GIVEN EXERCISE: Extract the entries in their exact form.

RECORDS TO USE:
※

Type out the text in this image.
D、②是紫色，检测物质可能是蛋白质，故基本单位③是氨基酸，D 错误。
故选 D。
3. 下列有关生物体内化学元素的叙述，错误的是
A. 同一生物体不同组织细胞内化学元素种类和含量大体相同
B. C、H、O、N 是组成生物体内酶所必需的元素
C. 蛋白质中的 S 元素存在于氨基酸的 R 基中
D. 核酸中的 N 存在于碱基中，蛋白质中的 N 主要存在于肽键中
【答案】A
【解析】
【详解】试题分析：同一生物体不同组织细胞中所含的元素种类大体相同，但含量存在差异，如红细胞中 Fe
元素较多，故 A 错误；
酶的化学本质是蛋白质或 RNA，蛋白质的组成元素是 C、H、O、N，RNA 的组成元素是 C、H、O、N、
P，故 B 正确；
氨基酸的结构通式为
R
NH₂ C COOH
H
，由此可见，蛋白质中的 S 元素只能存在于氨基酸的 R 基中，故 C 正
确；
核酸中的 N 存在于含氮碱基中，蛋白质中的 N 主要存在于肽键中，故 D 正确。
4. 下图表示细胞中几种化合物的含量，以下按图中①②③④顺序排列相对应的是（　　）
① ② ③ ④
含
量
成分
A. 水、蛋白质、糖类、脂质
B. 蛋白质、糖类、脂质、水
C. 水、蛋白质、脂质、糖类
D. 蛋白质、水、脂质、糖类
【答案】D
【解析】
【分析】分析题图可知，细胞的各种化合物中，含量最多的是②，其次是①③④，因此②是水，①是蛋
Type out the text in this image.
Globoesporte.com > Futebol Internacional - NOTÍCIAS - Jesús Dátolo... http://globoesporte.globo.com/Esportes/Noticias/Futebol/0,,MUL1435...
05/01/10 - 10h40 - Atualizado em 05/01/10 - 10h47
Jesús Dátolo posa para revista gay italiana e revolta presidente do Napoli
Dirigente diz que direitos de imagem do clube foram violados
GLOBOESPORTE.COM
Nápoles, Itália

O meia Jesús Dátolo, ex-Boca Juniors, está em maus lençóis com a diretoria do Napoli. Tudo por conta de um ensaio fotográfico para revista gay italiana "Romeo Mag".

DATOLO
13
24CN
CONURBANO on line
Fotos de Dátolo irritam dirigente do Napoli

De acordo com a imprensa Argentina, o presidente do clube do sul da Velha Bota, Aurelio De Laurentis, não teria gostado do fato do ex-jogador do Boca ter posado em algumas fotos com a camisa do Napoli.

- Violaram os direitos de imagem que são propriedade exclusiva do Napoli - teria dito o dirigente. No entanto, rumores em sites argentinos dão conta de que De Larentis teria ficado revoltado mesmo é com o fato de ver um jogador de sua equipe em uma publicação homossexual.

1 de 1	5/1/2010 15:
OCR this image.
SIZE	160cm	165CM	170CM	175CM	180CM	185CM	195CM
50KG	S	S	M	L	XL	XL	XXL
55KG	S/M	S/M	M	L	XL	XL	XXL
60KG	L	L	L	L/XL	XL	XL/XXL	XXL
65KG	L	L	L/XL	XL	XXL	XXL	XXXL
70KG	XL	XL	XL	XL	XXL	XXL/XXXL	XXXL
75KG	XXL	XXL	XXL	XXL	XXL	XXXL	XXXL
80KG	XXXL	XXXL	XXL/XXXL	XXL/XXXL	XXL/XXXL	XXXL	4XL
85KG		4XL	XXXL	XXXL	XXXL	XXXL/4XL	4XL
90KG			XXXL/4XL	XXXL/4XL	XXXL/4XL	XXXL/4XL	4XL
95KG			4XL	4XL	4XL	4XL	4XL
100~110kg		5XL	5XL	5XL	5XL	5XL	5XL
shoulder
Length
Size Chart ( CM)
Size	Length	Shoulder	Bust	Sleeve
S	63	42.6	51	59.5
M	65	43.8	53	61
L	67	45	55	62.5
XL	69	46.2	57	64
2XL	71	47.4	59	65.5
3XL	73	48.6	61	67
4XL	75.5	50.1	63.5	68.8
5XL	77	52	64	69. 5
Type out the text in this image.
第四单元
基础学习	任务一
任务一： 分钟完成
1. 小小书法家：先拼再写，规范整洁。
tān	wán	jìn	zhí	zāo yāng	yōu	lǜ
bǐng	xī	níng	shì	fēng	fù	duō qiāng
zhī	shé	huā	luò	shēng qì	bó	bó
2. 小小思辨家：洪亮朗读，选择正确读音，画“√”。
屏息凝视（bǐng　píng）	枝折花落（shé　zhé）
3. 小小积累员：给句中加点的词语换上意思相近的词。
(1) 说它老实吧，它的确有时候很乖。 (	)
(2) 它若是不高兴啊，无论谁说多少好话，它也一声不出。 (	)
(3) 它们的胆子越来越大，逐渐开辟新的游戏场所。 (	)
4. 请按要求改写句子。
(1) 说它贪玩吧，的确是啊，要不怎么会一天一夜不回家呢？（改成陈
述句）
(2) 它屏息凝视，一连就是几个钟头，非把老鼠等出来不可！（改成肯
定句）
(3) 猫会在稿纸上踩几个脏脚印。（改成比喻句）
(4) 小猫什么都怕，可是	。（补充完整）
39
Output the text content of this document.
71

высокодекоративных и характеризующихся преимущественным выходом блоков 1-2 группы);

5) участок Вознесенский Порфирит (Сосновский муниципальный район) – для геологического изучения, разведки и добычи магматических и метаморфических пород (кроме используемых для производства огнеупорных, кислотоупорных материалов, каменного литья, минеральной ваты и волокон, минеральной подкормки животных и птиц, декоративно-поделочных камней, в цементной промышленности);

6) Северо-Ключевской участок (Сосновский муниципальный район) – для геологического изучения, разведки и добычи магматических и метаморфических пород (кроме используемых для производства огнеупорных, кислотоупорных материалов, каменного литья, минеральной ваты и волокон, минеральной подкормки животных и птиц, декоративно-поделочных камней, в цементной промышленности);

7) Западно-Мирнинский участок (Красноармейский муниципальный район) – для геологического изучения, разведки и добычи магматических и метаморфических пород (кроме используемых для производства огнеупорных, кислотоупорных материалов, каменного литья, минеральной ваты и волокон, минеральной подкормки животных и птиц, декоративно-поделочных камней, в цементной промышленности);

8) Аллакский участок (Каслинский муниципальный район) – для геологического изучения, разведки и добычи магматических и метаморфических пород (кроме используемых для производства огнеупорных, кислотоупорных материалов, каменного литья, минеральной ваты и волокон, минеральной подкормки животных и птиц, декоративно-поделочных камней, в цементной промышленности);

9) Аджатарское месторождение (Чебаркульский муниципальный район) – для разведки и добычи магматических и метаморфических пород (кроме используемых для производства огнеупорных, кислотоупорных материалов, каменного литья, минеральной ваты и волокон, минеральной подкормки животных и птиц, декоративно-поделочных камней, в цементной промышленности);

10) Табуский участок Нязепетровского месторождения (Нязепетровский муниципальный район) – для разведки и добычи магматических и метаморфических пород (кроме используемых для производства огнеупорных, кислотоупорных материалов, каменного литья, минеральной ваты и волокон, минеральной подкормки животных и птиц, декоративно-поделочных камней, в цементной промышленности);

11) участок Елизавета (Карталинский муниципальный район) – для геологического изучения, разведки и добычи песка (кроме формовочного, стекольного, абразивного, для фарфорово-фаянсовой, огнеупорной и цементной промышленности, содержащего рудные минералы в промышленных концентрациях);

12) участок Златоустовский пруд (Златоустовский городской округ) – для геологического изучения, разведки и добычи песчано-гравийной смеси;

※

RIGHT ANSWER:
Type out the text in this image.
D、②是紫色，检测物质可能是蛋白质，故基本单位③是氨基酸，D 错误。
故选 D。
3. 下列有关生物体内化学元素的叙述，错误的是
A. 同一生物体不同组织细胞内化学元素种类和含量大体相同
B. C、H、O、N 是组成生物体内酶所必需的元素
C. 蛋白质中的 S 元素存在于氨基酸的 R 基中
D. 核酸中的 N 存在于碱基中，蛋白质中的 N 主要存在于肽键中
【答案】A
【解析】
【详解】试题分析：同一生物体不同组织细胞中所含的元素种类大体相同，但含量存在差异，如红细胞中 Fe
元素较多，故 A 错误；
酶的化学本质是蛋白质或 RNA，蛋白质的组成元素是 C、H、O、N，RNA 的组成元素是 C、H、O、N、
P，故 B 正确；
氨基酸的结构通式为
R
NH₂ C COOH
H
，由此可见，蛋白质中的 S 元素只能存在于氨基酸的 R 基中，故 C 正
确；
核酸中的 N 存在于含氮碱基中，蛋白质中的 N 主要存在于肽键中，故 D 正确。
4. 下图表示细胞中几种化合物的含量，以下按图中①②③④顺序排列相对应的是（　　）
① ② ③ ④
含
量
成分
A. 水、蛋白质、糖类、脂质
B. 蛋白质、糖类、脂质、水
C. 水、蛋白质、脂质、糖类
D. 蛋白质、水、脂质、糖类
【答案】D
【解析】
【分析】分析题图可知，细胞的各种化合物中，含量最多的是②，其次是①③④，因此②是水，①是蛋
Type out the text in this image.
Globoesporte.com > Futebol Internacional - NOTÍCIAS - Jesús Dátolo... http://globoesporte.globo.com/Esportes/Noticias/Futebol/0,,MUL1435...
05/01/10 - 10h40 - Atualizado em 05/01/10 - 10h47
Jesús Dátolo posa para revista gay italiana e revolta presidente do Napoli
Dirigente diz que direitos de imagem do clube foram violados
GLOBOESPORTE.COM
Nápoles, Itália

O meia Jesús Dátolo, ex-Boca Juniors, está em maus lençóis com a diretoria do Napoli. Tudo por conta de um ensaio fotográfico para revista gay italiana "Romeo Mag".

DATOLO
13
24CN
CONURBANO on line
Fotos de Dátolo irritam dirigente do Napoli

De acordo com a imprensa Argentina, o presidente do clube do sul da Velha Bota, Aurelio De Laurentis, não teria gostado do fato do ex-jogador do Boca ter posado em algumas fotos com a camisa do Napoli.

- Violaram os direitos de imagem que são propriedade exclusiva do Napoli - teria dito o dirigente. No entanto, rumores em sites argentinos dão conta de que De Larentis teria ficado revoltado mesmo é com o fato de ver um jogador de sua equipe em uma publicação homossexual.

1 de 1	5/1/2010 15:
OCR this image.
SIZE	160cm	165CM	170CM	175CM	180CM	185CM	195CM
50KG	S	S	M	L	XL	XL	XXL
55KG	S/M	S/M	M	L	XL	XL	XXL
60KG	L	L	L	L/XL	XL	XL/XXL	XXL
65KG	L	L	L/XL	XL	XXL	XXL	XXXL
70KG	XL	XL	XL	XL	XXL	XXL/XXXL	XXXL
75KG	XXL	XXL	XXL	XXL	XXL	XXXL	XXXL
80KG	XXXL	XXXL	XXL/XXXL	XXL/XXXL	XXL/XXXL	XXXL	4XL
85KG		4XL	XXXL	XXXL	XXXL	XXXL/4XL	4XL
90KG			XXXL/4XL	XXXL/4XL	XXXL/4XL	XXXL/4XL	4XL
95KG			4XL	4XL	4XL	4XL	4XL
100~110kg		5XL	5XL	5XL	5XL	5XL	5XL
shoulder
Length
Size Chart ( CM)
Size	Length	Shoulder	Bust	Sleeve
S	63	42.6	51	59.5
M	65	43.8	53	61
L	67	45	55	62.5
XL	69	46.2	57	64
2XL	71	47.4	59	65.5
3XL	73	48.6	61	67
4XL	75.5	50.1	63.5	68.8
5XL	77	52	64	69. 5
Type out the text in this image.
第四单元
基础学习	任务一
任务一： 分钟完成
1. 小小书法家：先拼再写，规范整洁。
tān	wán	jìn	zhí	zāo yāng	yōu	lǜ
bǐng	xī	níng	shì	fēng	fù	duō qiāng
zhī	shé	huā	luò	shēng qì	bó	bó
2. 小小思辨家：洪亮朗读，选择正确读音，画“√”。
屏息凝视（bǐng　píng）	枝折花落（shé　zhé）
3. 小小积累员：给句中加点的词语换上意思相近的词。
(1) 说它老实吧，它的确有时候很乖。 (	)
(2) 它若是不高兴啊，无论谁说多少好话，它也一声不出。 (	)
(3) 它们的胆子越来越大，逐渐开辟新的游戏场所。 (	)
4. 请按要求改写句子。
(1) 说它贪玩吧，的确是啊，要不怎么会一天一夜不回家呢？（改成陈
述句）
(2) 它屏息凝视，一连就是几个钟头，非把老鼠等出来不可！（改成肯
定句）
(3) 猫会在稿纸上踩几个脏脚印。（改成比喻句）
(4) 小猫什么都怕，可是	。（补充完整）
39
Output the text content of this document.
71

высокодекоративных и характеризующихся преимущественным выходом блоков 1-2 группы);

5) участок Вознесенский Порфирит (Сосновский муниципальный район) – для геологического изучения, разведки и добычи магматических и метаморфических пород (кроме используемых для производства огнеупорных, кислотоупорных материалов, каменного литья, минеральной ваты и волокон, минеральной подкормки животных и птиц, декоративно-поделочных камней, в цементной промышленности);

6) Северо-Ключевской участок (Сосновский муниципальный район) – для геологического изучения, разведки и добычи магматических и метаморфических пород (кроме используемых для производства огнеупорных, кислотоупорных материалов, каменного литья, минеральной ваты и волокон, минеральной подкормки животных и птиц, декоративно-поделочных камней, в цементной промышленности);

7) Западно-Мирнинский участок (Красноармейский муниципальный район) – для геологического изучения, разведки и добычи магматических и метаморфических пород (кроме используемых для производства огнеупорных, кислотоупорных материалов, каменного литья, минеральной ваты и волокон, минеральной подкормки животных и птиц, декоративно-поделочных камней, в цементной промышленности);

8) Аллакский участок (Каслинский муниципальный район) – для геологического изучения, разведки и добычи магматических и метаморфических пород (кроме используемых для производства огнеупорных, кислотоупорных материалов, каменного литья, минеральной ваты и волокон, минеральной подкормки животных и птиц, декоративно-поделочных камней, в цементной промышленности);

9) Аджатарское месторождение (Чебаркульский муниципальный район) – для разведки и добычи магматических и метаморфических пород (кроме используемых для производства огнеупорных, кислотоупорных материалов, каменного литья, минеральной ваты и волокон, минеральной подкормки животных и птиц, декоративно-поделочных камней, в цементной промышленности);

10) Табуский участок Нязепетровского месторождения (Нязепетровский муниципальный район) – для разведки и добычи магматических и метаморфических пород (кроме используемых для производства огнеупорных, кислотоупорных материалов, каменного литья, минеральной ваты и волокон, минеральной подкормки животных и птиц, декоративно-поделочных камней, в цементной промышленности);

11) участок Елизавета (Карталинский муниципальный район) – для геологического изучения, разведки и добычи песка (кроме формовочного, стекольного, абразивного, для фарфорово-фаянсовой, огнеупорной и цементной промышленности, содержащего рудные минералы в промышленных концентрациях);

12) участок Златоустовский пруд (Златоустовский городской округ) – для геологического изучения, разведки и добычи песчано-гравийной смеси;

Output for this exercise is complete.